Gather up the lines that contain "hierarchy".

┌─ Stored data

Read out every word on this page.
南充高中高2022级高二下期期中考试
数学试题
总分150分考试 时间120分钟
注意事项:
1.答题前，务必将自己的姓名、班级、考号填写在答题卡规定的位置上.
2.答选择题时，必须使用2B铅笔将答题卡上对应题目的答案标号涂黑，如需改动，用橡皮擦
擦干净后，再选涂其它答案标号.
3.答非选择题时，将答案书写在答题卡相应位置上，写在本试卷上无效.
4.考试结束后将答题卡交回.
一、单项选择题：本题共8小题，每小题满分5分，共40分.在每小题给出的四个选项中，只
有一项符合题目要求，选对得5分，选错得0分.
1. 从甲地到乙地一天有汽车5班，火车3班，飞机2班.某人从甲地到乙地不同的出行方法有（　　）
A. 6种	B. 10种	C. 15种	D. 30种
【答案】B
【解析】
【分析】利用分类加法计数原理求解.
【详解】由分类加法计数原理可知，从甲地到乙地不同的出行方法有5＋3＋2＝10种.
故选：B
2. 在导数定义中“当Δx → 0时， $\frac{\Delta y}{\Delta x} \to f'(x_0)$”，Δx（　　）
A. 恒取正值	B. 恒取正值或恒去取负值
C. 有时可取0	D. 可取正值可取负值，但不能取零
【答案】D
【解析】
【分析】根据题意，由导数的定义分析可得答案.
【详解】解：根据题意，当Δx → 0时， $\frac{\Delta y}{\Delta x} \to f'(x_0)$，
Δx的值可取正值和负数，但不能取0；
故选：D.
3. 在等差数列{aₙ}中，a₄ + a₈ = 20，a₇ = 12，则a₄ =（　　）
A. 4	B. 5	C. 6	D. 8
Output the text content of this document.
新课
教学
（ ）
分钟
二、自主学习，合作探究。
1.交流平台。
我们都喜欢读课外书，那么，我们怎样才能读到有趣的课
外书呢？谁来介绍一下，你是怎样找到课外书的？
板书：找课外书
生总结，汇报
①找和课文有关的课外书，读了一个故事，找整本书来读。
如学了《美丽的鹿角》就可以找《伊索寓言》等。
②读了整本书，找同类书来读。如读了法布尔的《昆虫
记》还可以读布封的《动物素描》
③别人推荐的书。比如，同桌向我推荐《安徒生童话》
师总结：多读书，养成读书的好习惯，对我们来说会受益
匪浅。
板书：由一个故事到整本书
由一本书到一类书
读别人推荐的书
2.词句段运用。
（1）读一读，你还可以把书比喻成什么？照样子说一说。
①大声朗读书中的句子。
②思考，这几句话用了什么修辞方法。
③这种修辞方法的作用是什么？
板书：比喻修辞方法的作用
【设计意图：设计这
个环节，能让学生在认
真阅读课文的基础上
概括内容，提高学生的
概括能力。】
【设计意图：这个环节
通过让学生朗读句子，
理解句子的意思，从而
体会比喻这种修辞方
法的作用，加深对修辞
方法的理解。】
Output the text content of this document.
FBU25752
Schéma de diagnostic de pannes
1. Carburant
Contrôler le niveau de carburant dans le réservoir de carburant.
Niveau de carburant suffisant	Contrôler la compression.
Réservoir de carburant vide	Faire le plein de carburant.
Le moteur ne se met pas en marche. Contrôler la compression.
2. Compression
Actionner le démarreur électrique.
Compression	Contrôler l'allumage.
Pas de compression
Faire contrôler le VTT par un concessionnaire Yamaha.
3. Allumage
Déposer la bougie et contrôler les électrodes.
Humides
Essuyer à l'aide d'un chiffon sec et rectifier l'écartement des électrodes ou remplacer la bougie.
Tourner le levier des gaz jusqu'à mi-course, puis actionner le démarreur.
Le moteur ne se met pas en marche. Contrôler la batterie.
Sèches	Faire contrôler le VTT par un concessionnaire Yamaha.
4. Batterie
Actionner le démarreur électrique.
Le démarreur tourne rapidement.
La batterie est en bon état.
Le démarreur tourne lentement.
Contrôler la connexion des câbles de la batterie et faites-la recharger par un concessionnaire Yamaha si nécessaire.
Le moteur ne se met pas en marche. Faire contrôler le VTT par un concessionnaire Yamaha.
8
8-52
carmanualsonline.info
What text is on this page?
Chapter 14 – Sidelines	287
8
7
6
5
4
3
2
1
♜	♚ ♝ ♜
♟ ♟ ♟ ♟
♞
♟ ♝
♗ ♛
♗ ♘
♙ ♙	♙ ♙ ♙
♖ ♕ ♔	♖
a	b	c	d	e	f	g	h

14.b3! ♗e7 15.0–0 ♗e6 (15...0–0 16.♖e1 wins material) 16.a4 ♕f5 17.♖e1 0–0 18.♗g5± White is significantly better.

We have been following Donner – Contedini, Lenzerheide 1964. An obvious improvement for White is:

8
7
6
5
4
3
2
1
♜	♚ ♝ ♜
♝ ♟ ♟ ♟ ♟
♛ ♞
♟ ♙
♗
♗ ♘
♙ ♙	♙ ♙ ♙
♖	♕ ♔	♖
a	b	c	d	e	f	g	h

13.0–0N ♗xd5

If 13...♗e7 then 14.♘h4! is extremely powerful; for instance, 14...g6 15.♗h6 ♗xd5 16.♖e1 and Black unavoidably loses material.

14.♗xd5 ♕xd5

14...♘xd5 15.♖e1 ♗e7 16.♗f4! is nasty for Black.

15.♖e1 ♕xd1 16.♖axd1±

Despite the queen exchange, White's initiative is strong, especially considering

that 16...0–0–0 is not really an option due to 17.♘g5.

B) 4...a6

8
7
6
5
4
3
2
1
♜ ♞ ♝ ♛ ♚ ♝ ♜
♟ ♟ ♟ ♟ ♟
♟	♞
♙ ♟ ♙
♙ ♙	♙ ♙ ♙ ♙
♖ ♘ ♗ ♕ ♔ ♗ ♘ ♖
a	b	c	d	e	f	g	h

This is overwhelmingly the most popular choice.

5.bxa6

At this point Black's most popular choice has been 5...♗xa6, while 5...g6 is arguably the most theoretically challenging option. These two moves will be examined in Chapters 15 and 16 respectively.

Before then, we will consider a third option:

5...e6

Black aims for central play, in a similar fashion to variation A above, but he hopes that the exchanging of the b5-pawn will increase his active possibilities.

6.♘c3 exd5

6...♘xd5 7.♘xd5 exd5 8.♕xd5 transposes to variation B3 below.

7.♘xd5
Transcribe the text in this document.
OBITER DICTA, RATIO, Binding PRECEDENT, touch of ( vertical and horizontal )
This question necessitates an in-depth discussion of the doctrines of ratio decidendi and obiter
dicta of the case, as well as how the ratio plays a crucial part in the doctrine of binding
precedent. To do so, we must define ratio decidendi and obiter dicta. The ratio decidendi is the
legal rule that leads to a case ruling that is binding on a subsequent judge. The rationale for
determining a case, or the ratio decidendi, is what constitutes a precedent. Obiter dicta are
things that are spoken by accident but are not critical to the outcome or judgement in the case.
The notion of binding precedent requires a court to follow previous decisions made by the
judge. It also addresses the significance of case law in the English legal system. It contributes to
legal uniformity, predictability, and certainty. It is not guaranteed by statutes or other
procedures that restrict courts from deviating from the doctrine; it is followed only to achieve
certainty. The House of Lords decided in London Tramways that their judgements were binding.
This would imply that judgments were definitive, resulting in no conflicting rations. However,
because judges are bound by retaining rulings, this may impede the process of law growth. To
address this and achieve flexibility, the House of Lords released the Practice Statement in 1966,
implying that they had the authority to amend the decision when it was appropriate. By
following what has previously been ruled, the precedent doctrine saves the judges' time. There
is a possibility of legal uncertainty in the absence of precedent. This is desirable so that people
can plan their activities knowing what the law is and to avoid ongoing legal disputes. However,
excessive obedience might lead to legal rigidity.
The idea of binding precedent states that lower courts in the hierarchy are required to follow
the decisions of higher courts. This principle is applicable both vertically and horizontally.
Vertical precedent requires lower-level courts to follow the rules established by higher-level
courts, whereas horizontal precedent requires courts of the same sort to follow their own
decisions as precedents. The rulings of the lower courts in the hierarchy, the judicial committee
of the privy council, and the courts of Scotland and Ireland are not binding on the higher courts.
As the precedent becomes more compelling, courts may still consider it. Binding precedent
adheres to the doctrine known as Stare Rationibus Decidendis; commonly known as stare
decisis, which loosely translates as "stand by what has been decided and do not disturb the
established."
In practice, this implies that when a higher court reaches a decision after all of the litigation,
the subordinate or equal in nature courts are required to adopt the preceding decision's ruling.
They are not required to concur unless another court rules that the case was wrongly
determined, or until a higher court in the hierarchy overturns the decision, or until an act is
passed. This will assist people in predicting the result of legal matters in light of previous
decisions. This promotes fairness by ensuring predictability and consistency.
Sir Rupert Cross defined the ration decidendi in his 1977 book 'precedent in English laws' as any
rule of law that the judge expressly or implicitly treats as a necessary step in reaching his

└─

Answer to this problem:
The idea of binding precedent states that lower courts in the hierarchy are required to follow
decisions as precedents. The rulings of the lower courts in the hierarchy, the judicial committee
determined, or until a higher court in the hierarchy overturns the decision, or until an act is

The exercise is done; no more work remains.